> _TASK_:
Pull out every line below containing the word "ffffff".

# GIVEN INFORMATION start

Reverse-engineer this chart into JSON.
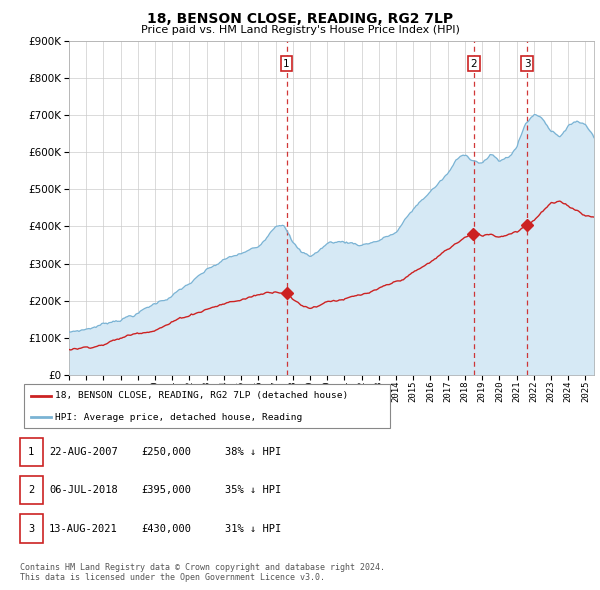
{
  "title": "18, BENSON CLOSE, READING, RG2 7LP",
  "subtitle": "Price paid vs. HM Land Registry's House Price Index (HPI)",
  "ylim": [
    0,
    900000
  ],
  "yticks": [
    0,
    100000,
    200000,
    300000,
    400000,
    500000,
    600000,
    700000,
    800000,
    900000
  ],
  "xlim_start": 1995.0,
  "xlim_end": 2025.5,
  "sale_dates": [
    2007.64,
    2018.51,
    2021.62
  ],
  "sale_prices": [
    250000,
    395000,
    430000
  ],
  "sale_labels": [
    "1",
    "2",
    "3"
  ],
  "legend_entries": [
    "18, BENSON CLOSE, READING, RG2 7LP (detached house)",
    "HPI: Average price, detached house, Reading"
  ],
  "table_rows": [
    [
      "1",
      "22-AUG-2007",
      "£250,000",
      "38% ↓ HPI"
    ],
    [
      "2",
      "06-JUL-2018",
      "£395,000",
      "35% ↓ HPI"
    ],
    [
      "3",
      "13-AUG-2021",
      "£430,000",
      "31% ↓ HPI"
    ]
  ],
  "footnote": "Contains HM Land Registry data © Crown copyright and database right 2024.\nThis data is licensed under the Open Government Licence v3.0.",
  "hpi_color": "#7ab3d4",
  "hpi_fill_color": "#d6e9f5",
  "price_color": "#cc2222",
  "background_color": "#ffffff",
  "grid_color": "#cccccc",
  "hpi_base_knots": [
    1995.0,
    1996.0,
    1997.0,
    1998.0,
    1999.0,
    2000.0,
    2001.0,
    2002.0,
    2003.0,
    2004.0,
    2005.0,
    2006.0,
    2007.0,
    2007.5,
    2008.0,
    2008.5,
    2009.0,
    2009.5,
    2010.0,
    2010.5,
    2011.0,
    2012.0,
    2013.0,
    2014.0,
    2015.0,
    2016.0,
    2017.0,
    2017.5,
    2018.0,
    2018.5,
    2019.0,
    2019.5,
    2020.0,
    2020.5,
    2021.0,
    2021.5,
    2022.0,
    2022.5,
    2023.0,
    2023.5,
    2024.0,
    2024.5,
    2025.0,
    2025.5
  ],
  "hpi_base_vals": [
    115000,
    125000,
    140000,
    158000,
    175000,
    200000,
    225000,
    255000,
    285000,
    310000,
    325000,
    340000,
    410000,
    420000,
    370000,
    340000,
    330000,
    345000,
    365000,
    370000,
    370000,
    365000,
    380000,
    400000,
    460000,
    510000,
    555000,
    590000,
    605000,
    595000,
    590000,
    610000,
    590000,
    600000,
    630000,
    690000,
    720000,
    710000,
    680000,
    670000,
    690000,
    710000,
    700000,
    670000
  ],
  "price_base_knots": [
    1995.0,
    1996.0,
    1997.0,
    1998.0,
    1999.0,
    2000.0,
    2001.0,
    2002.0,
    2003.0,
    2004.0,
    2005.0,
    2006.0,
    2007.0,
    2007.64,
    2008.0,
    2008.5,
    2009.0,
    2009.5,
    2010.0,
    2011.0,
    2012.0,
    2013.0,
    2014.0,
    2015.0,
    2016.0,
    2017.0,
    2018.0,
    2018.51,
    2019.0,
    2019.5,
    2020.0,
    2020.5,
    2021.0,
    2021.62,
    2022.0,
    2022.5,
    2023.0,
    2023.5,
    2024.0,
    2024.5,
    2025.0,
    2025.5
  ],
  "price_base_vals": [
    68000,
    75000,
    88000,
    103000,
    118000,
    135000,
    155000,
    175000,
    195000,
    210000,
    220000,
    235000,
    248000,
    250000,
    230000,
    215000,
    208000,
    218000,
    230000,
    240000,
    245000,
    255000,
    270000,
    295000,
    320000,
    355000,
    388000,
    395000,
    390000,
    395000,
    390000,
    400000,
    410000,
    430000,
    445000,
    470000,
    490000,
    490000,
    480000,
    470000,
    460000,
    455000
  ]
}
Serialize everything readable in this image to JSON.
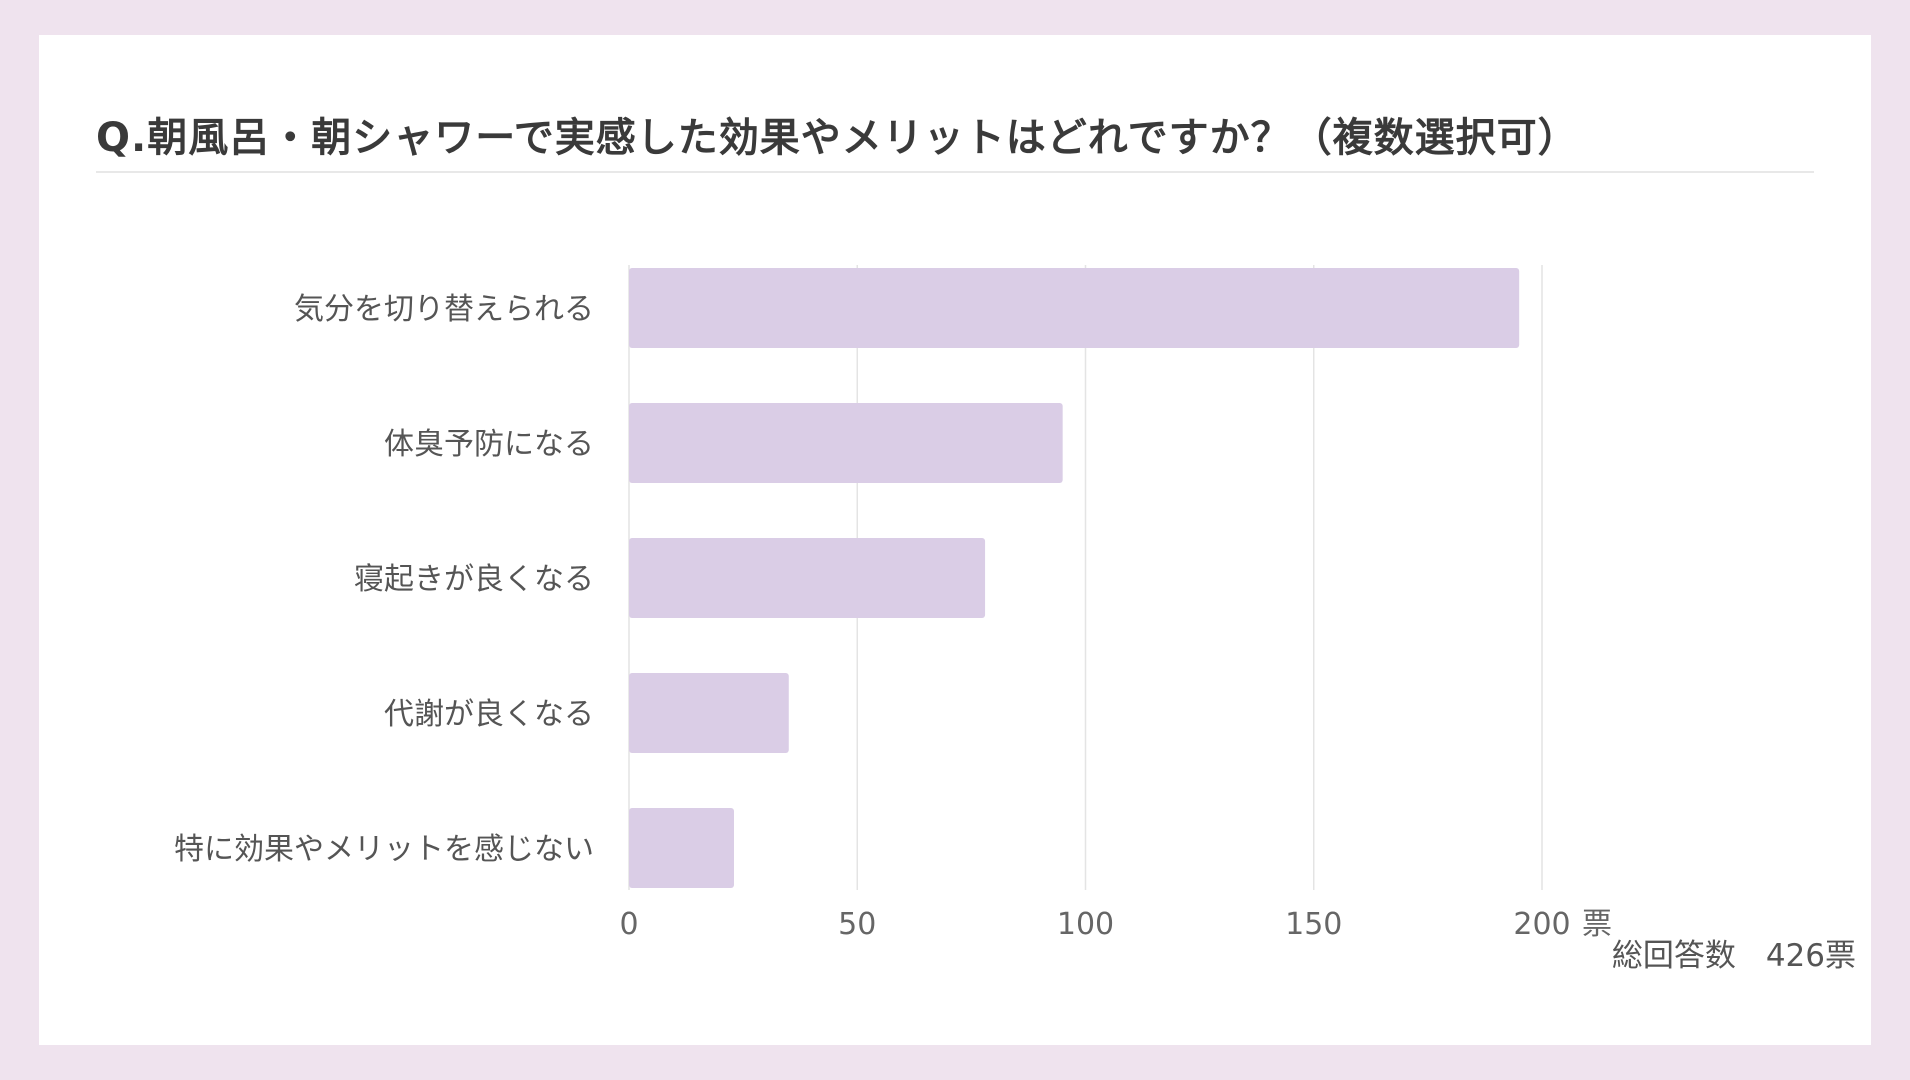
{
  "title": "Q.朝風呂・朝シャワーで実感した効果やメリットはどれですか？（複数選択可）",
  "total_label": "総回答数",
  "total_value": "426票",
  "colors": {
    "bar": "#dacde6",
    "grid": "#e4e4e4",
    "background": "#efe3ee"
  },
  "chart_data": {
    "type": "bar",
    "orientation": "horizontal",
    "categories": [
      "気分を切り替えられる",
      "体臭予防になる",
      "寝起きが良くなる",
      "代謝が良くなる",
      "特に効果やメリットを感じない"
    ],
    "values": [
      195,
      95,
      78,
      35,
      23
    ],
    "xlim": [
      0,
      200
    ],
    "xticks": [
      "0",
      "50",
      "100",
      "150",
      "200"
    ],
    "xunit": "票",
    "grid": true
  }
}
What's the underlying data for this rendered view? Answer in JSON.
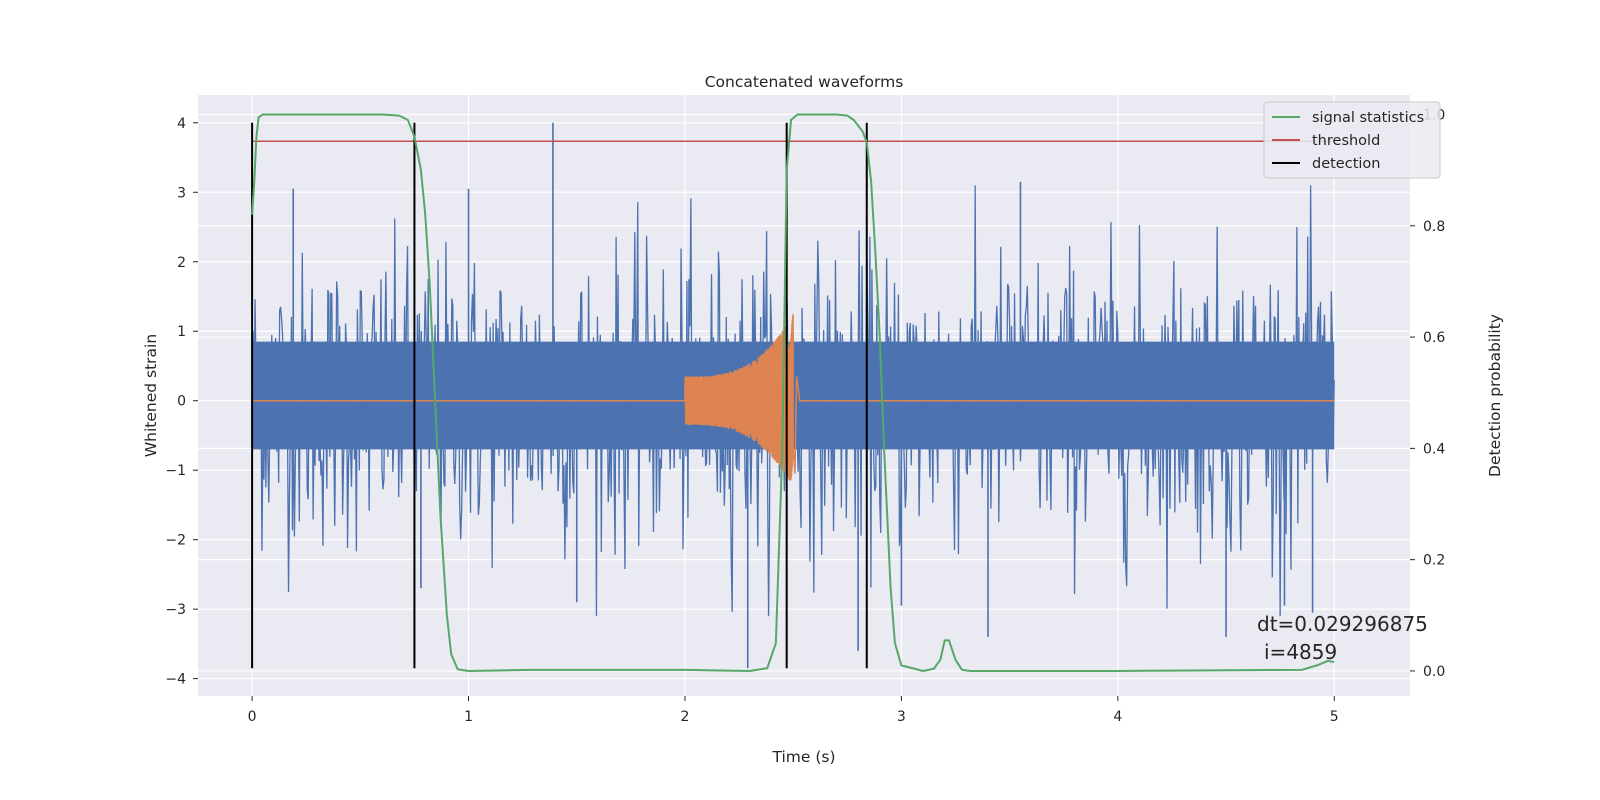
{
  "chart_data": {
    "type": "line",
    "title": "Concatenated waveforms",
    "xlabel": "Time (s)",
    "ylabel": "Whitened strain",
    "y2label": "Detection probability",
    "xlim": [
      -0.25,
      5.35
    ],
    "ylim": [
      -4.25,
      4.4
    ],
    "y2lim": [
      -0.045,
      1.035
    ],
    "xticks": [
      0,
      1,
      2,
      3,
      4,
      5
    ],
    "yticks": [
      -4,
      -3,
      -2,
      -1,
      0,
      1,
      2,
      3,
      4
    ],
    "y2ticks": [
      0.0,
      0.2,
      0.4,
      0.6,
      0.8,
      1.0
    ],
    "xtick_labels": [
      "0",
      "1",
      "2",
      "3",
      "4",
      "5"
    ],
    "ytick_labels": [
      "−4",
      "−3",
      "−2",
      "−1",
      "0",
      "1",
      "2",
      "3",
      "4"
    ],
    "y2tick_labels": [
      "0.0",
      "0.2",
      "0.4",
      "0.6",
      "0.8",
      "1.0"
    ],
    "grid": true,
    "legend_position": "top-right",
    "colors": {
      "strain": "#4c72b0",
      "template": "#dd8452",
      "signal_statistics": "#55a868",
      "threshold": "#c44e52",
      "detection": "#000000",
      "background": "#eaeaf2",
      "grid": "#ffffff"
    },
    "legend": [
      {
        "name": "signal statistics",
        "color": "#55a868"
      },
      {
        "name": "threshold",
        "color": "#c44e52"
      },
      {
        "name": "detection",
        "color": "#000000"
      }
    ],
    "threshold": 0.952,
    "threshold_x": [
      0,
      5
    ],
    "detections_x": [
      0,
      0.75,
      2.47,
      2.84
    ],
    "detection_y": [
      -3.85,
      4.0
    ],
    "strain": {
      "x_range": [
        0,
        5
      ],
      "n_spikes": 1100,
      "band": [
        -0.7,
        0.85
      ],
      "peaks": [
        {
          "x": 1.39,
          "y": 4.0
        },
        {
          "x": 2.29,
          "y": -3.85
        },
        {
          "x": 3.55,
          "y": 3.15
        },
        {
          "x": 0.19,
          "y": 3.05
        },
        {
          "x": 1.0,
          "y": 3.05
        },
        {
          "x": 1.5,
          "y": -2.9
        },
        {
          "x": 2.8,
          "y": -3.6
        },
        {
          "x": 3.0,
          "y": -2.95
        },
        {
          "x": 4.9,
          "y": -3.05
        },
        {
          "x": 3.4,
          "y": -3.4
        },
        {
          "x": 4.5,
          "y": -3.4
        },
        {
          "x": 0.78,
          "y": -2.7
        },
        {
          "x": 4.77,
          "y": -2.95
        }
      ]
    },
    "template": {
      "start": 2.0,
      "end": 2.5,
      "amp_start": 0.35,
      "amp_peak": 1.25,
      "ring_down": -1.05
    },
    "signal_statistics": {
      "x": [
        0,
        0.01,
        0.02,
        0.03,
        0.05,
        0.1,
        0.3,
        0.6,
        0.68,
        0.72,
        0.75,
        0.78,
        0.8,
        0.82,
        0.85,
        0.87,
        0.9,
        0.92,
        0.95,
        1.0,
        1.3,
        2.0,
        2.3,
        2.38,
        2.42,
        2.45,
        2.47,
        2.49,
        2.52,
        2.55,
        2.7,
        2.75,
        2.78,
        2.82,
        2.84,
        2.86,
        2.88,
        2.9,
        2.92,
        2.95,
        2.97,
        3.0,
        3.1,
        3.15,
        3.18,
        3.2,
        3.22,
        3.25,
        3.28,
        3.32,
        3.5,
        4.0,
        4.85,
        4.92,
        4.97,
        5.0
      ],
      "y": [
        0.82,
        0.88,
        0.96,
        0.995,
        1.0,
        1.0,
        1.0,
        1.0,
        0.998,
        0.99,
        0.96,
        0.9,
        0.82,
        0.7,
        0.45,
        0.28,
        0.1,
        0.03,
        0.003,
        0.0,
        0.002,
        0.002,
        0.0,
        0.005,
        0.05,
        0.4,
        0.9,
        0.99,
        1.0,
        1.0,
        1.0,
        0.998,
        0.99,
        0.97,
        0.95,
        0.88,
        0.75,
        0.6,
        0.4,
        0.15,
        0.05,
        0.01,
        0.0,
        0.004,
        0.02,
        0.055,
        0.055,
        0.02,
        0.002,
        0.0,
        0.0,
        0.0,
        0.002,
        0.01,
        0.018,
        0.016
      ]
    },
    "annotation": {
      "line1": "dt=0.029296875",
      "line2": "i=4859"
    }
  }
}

# GIVEN INFORMATION end

> _THE OUTPUT_:
  "background_color": "#ffffff",
      "grid": "#ffffff"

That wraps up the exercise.